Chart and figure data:
^^^^^^^^
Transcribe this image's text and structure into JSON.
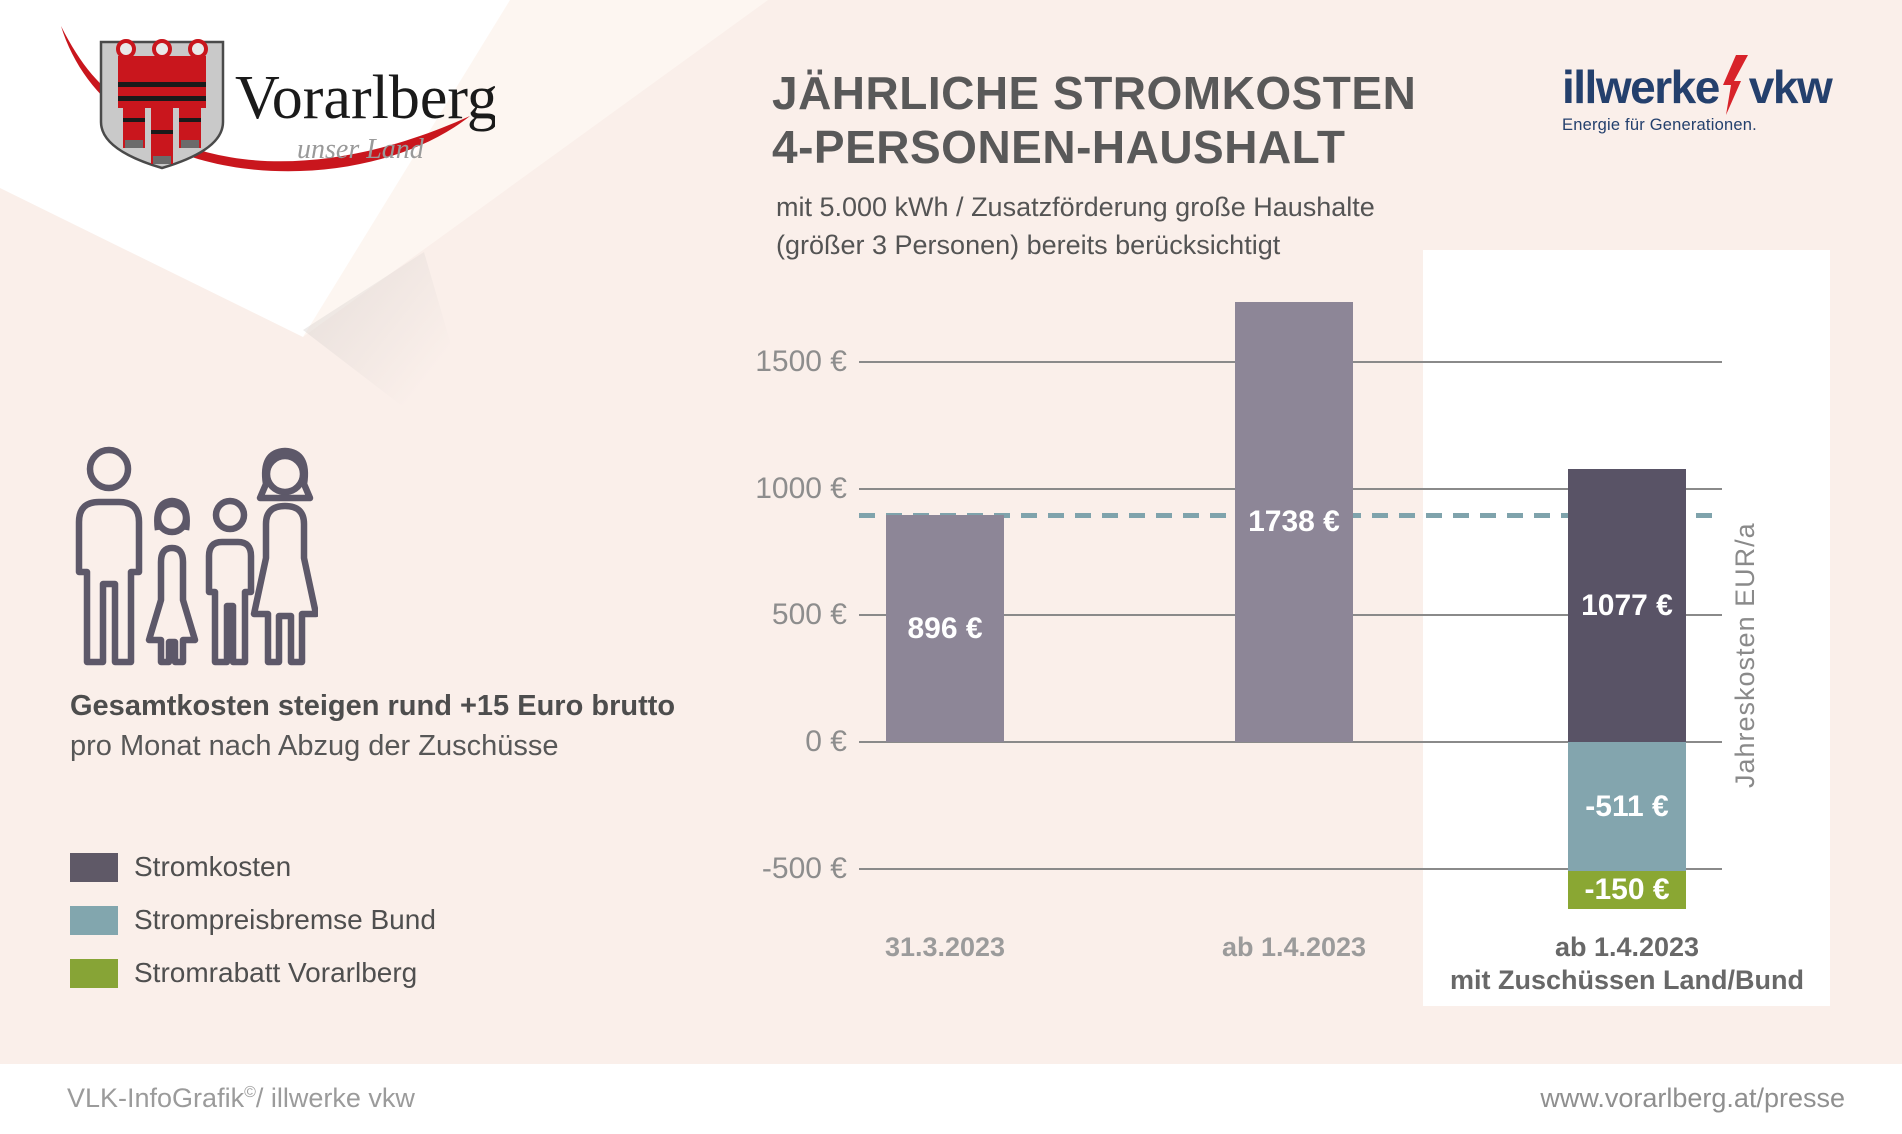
{
  "header": {
    "title_line1": "JÄHRLICHE STROMKOSTEN",
    "title_line2": "4-PERSONEN-HAUSHALT",
    "subtitle_line1": "mit 5.000 kWh / Zusatzförderung große Haushalte",
    "subtitle_line2": "(größer 3 Personen) bereits berücksichtigt"
  },
  "logos": {
    "vorarlberg": {
      "wordmark": "Vorarlberg",
      "tagline": "unser Land"
    },
    "illwerke": {
      "word1": "illwerke",
      "word2": "vkw",
      "tagline": "Energie für Generationen."
    }
  },
  "left_panel": {
    "note_bold": "Gesamtkosten steigen rund +15 Euro brutto",
    "note_regular": "pro Monat nach Abzug der Zuschüsse",
    "legend": [
      {
        "label": "Stromkosten",
        "color": "#5f5967"
      },
      {
        "label": "Strompreisbremse Bund",
        "color": "#82a6ae"
      },
      {
        "label": "Stromrabatt Vorarlberg",
        "color": "#87a436"
      }
    ]
  },
  "chart_data": {
    "type": "bar",
    "title": "Jährliche Stromkosten 4-Personen-Haushalt",
    "ylabel": "Jahreskosten EUR/a",
    "ylim": [
      -700,
      1950
    ],
    "grid": true,
    "axis_ticks": [
      {
        "value": 1500,
        "label": "1500 €"
      },
      {
        "value": 1000,
        "label": "1000 €"
      },
      {
        "value": 500,
        "label": "500 €"
      },
      {
        "value": 0,
        "label": "0 €"
      },
      {
        "value": -500,
        "label": "-500 €"
      }
    ],
    "dashed_reference_value": 896,
    "colors": {
      "stromkosten_light": "#8d8697",
      "stromkosten_dark": "#595366",
      "bund": "#83a5ae",
      "vorarlberg": "#8aa733",
      "dashed_line": "#7fa3ac"
    },
    "bars": [
      {
        "category_lines": [
          "31.3.2023"
        ],
        "highlight": false,
        "segments": [
          {
            "name": "Stromkosten",
            "value": 896,
            "label": "896 €",
            "color_key": "stromkosten_light"
          }
        ]
      },
      {
        "category_lines": [
          "ab 1.4.2023"
        ],
        "highlight": false,
        "segments": [
          {
            "name": "Stromkosten",
            "value": 1738,
            "label": "1738 €",
            "color_key": "stromkosten_light"
          }
        ]
      },
      {
        "category_lines": [
          "ab 1.4.2023",
          "mit Zuschüssen Land/Bund"
        ],
        "highlight": true,
        "segments": [
          {
            "name": "Stromkosten",
            "value": 1077,
            "label": "1077 €",
            "color_key": "stromkosten_dark"
          },
          {
            "name": "Strompreisbremse Bund",
            "value": -511,
            "label": "-511 €",
            "color_key": "bund"
          },
          {
            "name": "Stromrabatt Vorarlberg",
            "value": -150,
            "label": "-150 €",
            "color_key": "vorarlberg"
          }
        ]
      }
    ]
  },
  "footer": {
    "left_pre": "VLK-InfoGrafik",
    "left_sup": "©",
    "left_post": "/ illwerke vkw",
    "right": "www.vorarlberg.at/presse"
  }
}
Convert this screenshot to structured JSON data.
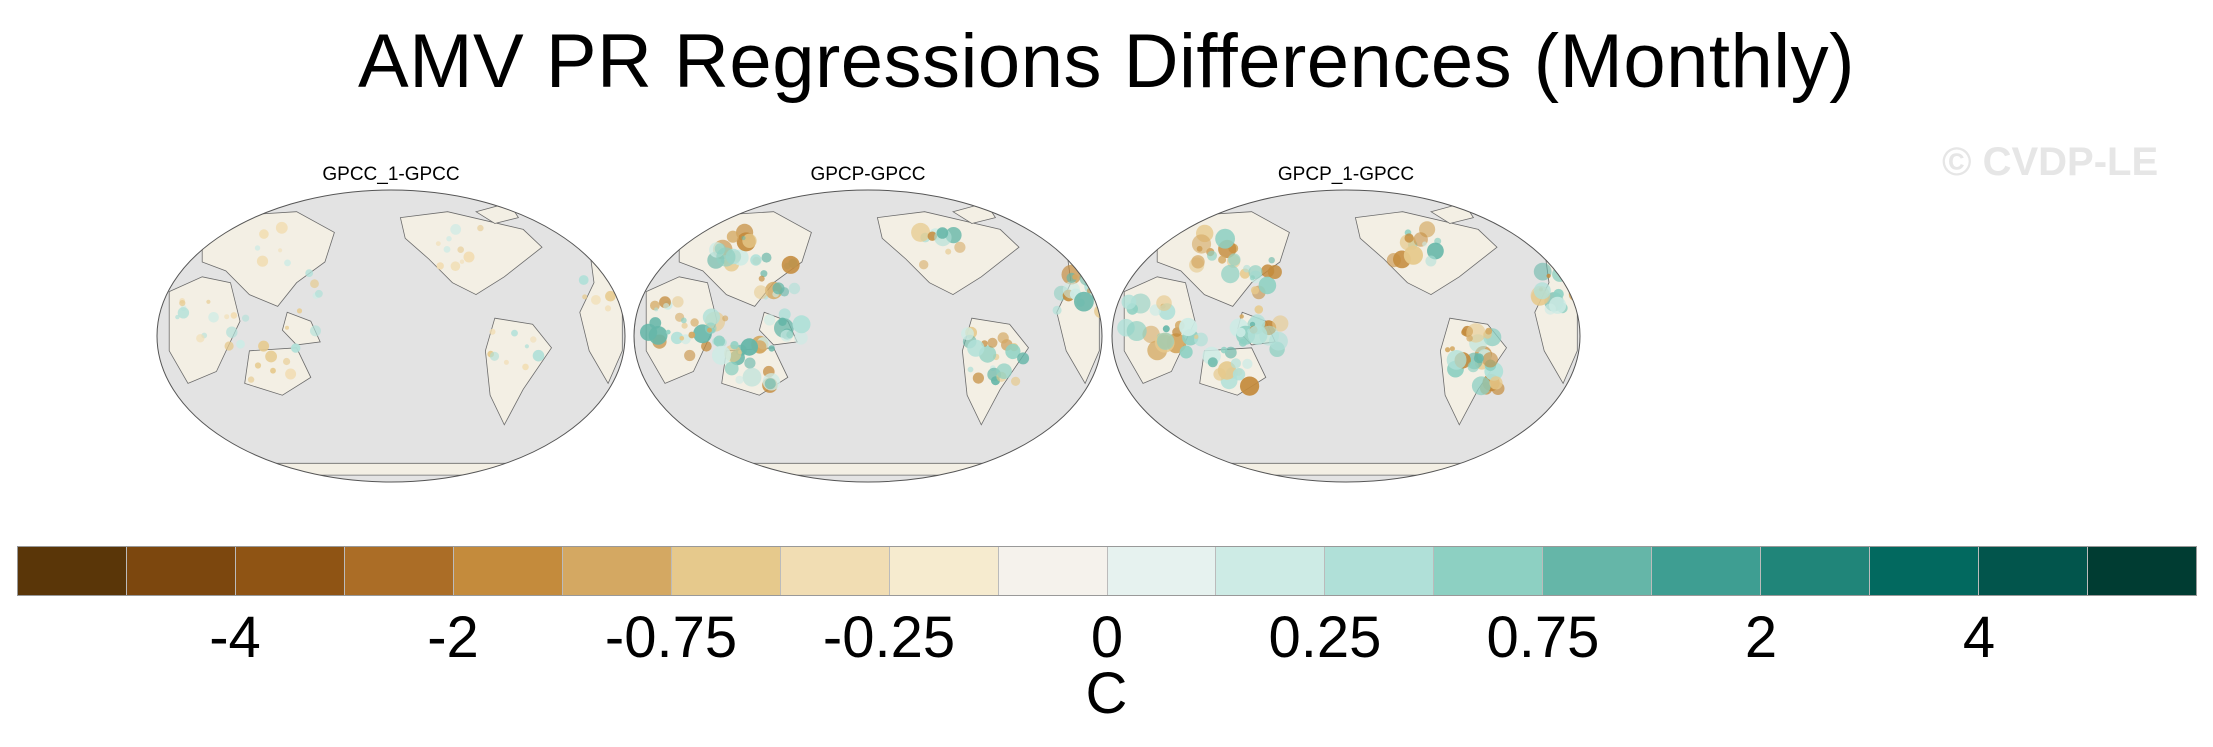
{
  "title": "AMV PR Regressions Differences (Monthly)",
  "watermark": "© CVDP-LE",
  "panels": [
    {
      "label": "GPCC_1-GPCC"
    },
    {
      "label": "GPCP-GPCC"
    },
    {
      "label": "GPCP_1-GPCC"
    }
  ],
  "colorbar": {
    "unit": "C",
    "colors": [
      "#5a3608",
      "#7c470e",
      "#8f5414",
      "#ab6d26",
      "#c48b3c",
      "#d4a862",
      "#e6c98c",
      "#f1ddb3",
      "#f6ebcf",
      "#f5f2ec",
      "#e6f2ef",
      "#cdebe5",
      "#b0e0d8",
      "#8dd0c2",
      "#65b6a8",
      "#3e9e92",
      "#208579",
      "#02695f",
      "#02554c",
      "#003c32"
    ],
    "tick_labels": [
      "-4",
      "-2",
      "-0.75",
      "-0.25",
      "0",
      "0.25",
      "0.75",
      "2",
      "4"
    ],
    "tick_boundary_index": [
      2,
      4,
      6,
      8,
      10,
      12,
      14,
      16,
      18
    ]
  }
}
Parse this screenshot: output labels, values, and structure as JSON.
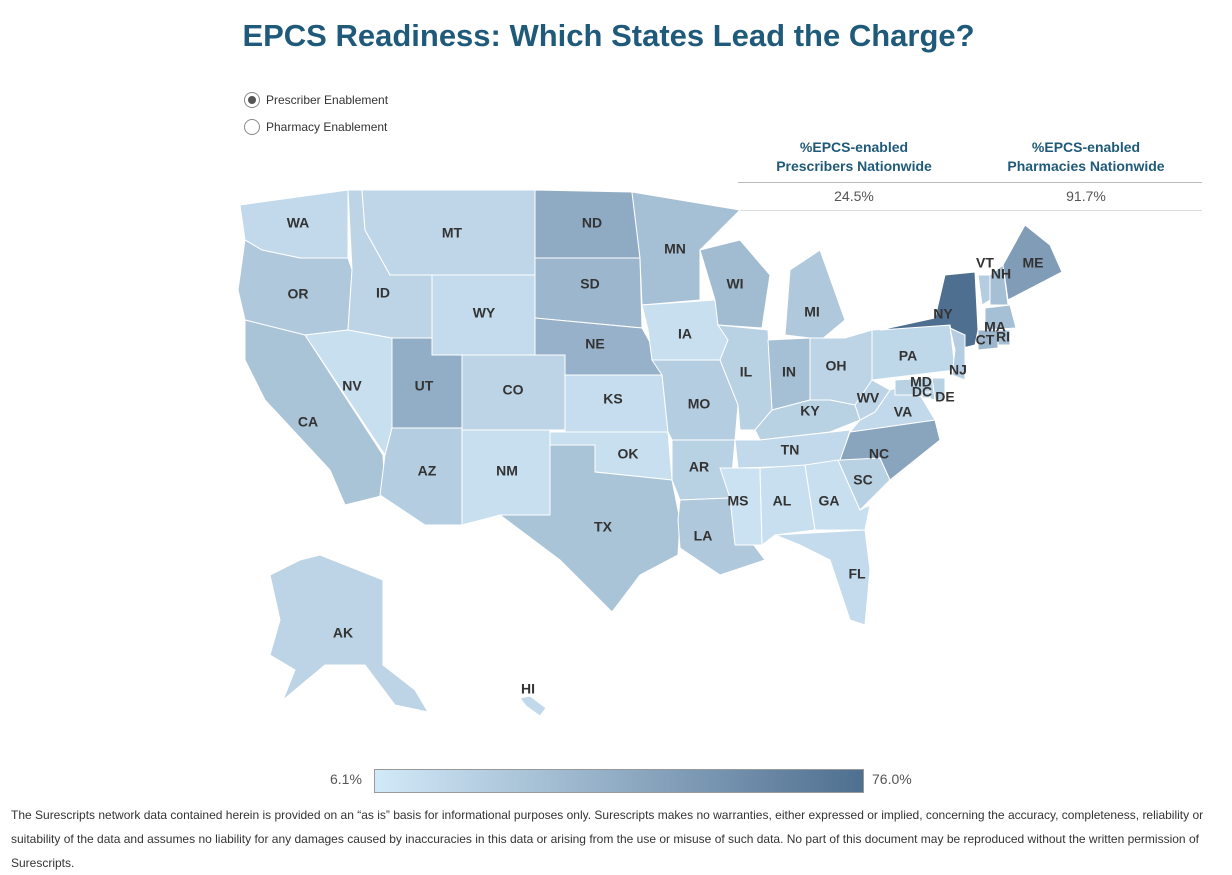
{
  "chart_data": {
    "type": "map",
    "title": "EPCS Readiness: Which States Lead the Charge?",
    "options": [
      {
        "label": "Prescriber Enablement",
        "selected": true
      },
      {
        "label": "Pharmacy Enablement",
        "selected": false
      }
    ],
    "summary": {
      "headers": [
        "%EPCS-enabled Prescribers Nationwide",
        "%EPCS-enabled Pharmacies Nationwide"
      ],
      "values": [
        "24.5%",
        "91.7%"
      ]
    },
    "color_scale": {
      "colors": [
        "#d2e9f8",
        "#4f6f90"
      ],
      "min": {
        "value": 6.1,
        "label": "6.1%"
      },
      "max": {
        "value": 76.0,
        "label": "76.0%"
      }
    },
    "states": [
      {
        "name": "WA",
        "value": 15
      },
      {
        "name": "OR",
        "value": 25
      },
      {
        "name": "CA",
        "value": 28
      },
      {
        "name": "NV",
        "value": 12
      },
      {
        "name": "ID",
        "value": 18
      },
      {
        "name": "MT",
        "value": 17
      },
      {
        "name": "WY",
        "value": 14
      },
      {
        "name": "UT",
        "value": 40
      },
      {
        "name": "AZ",
        "value": 22
      },
      {
        "name": "CO",
        "value": 18
      },
      {
        "name": "NM",
        "value": 12
      },
      {
        "name": "ND",
        "value": 42
      },
      {
        "name": "SD",
        "value": 35
      },
      {
        "name": "NE",
        "value": 38
      },
      {
        "name": "KS",
        "value": 13
      },
      {
        "name": "OK",
        "value": 12
      },
      {
        "name": "TX",
        "value": 28
      },
      {
        "name": "MN",
        "value": 30
      },
      {
        "name": "IA",
        "value": 12
      },
      {
        "name": "MO",
        "value": 22
      },
      {
        "name": "AR",
        "value": 20
      },
      {
        "name": "LA",
        "value": 25
      },
      {
        "name": "WI",
        "value": 32
      },
      {
        "name": "IL",
        "value": 20
      },
      {
        "name": "IN",
        "value": 30
      },
      {
        "name": "MI",
        "value": 25
      },
      {
        "name": "OH",
        "value": 18
      },
      {
        "name": "KY",
        "value": 20
      },
      {
        "name": "TN",
        "value": 15
      },
      {
        "name": "MS",
        "value": 10
      },
      {
        "name": "AL",
        "value": 12
      },
      {
        "name": "GA",
        "value": 12
      },
      {
        "name": "FL",
        "value": 14
      },
      {
        "name": "SC",
        "value": 20
      },
      {
        "name": "NC",
        "value": 45
      },
      {
        "name": "VA",
        "value": 15
      },
      {
        "name": "WV",
        "value": 18
      },
      {
        "name": "PA",
        "value": 16
      },
      {
        "name": "NY",
        "value": 76
      },
      {
        "name": "VT",
        "value": 22
      },
      {
        "name": "NH",
        "value": 30
      },
      {
        "name": "ME",
        "value": 50
      },
      {
        "name": "MA",
        "value": 30
      },
      {
        "name": "CT",
        "value": 35
      },
      {
        "name": "RI",
        "value": 30
      },
      {
        "name": "NJ",
        "value": 22
      },
      {
        "name": "DE",
        "value": 20
      },
      {
        "name": "MD",
        "value": 20
      },
      {
        "name": "DC",
        "value": 15
      },
      {
        "name": "AK",
        "value": 18
      },
      {
        "name": "HI",
        "value": 15
      }
    ],
    "disclaimer": "The Surescripts network data contained herein is provided on an “as is” basis for informational purposes only. Surescripts makes no warranties, either expressed or implied, concerning the accuracy, completeness, reliability or suitability of the data and assumes no liability for any damages caused by inaccuracies in this data or arising from the use or misuse of such data. No part of this document may be reproduced without the written permission of Surescripts."
  }
}
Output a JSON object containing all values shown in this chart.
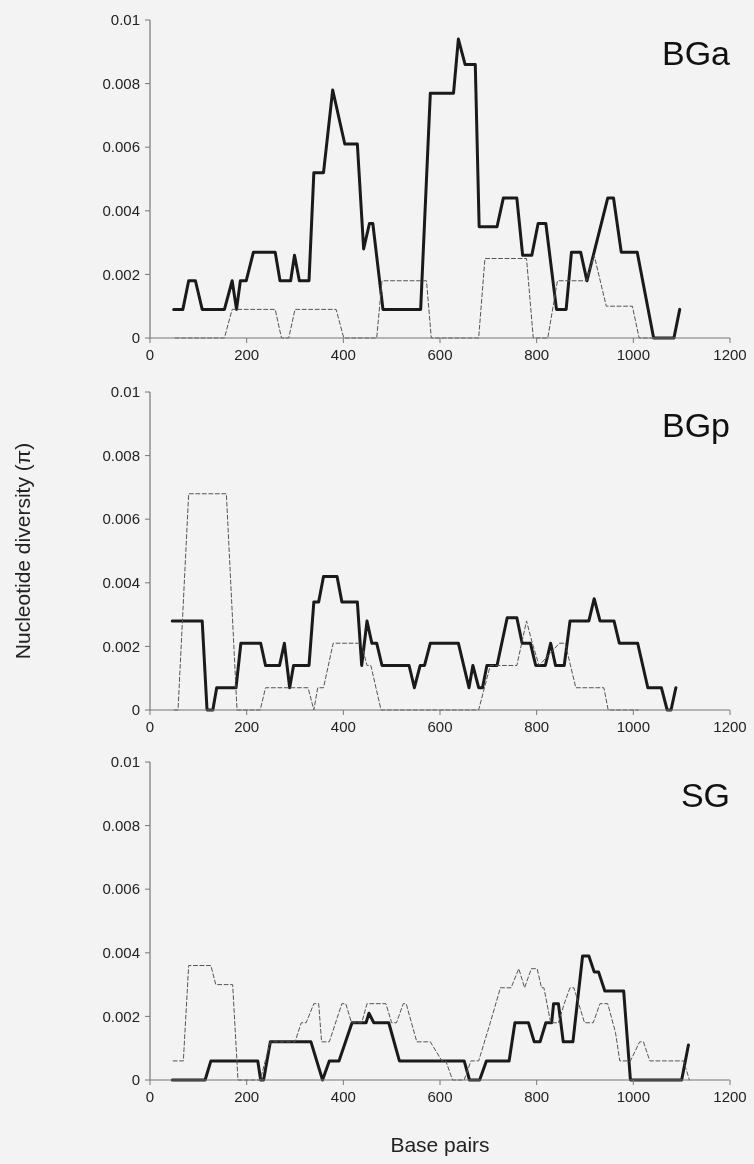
^^^^^^^^
▶ **What you are asked to do**
In the listing above, find each line with the word "screenshot" and copy it.

▶ **Complete answer**
Convert this screenshot to structured JSON data.
Parse this screenshot: output labels, values, and structure as JSON.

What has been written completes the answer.